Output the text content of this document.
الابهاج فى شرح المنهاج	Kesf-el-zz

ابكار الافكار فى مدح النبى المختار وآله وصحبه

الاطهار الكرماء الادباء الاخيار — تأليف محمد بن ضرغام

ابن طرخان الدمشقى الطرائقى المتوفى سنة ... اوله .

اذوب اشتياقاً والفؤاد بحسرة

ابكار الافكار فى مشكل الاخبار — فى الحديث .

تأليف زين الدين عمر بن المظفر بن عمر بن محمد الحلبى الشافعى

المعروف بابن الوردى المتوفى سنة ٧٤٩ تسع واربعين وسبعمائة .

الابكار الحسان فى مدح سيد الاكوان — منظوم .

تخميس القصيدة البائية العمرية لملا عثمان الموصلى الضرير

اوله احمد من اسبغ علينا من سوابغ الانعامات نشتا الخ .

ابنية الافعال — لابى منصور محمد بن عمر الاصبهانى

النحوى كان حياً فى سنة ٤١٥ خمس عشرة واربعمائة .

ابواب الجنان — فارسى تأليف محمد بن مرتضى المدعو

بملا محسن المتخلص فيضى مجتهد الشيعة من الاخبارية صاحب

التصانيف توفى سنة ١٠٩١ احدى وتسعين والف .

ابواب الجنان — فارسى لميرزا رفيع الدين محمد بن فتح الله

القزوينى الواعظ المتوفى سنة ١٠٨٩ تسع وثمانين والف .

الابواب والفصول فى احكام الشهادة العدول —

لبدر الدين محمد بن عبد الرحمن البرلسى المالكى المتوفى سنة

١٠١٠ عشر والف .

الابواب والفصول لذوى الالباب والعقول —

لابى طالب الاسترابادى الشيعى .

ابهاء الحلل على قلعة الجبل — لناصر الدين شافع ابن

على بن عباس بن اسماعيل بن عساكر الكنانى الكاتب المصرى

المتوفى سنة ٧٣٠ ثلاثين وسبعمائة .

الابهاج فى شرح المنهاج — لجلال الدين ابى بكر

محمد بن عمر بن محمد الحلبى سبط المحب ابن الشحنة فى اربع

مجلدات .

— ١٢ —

WHAT THE TASK ASKS: Copy every line of the listing where the word "والفصول" appears.

OUTPUT OF THE EXERCISE:
الابواب والفصول فى احكام الشهادة العدول —
الابواب والفصول لذوى الالباب والعقول —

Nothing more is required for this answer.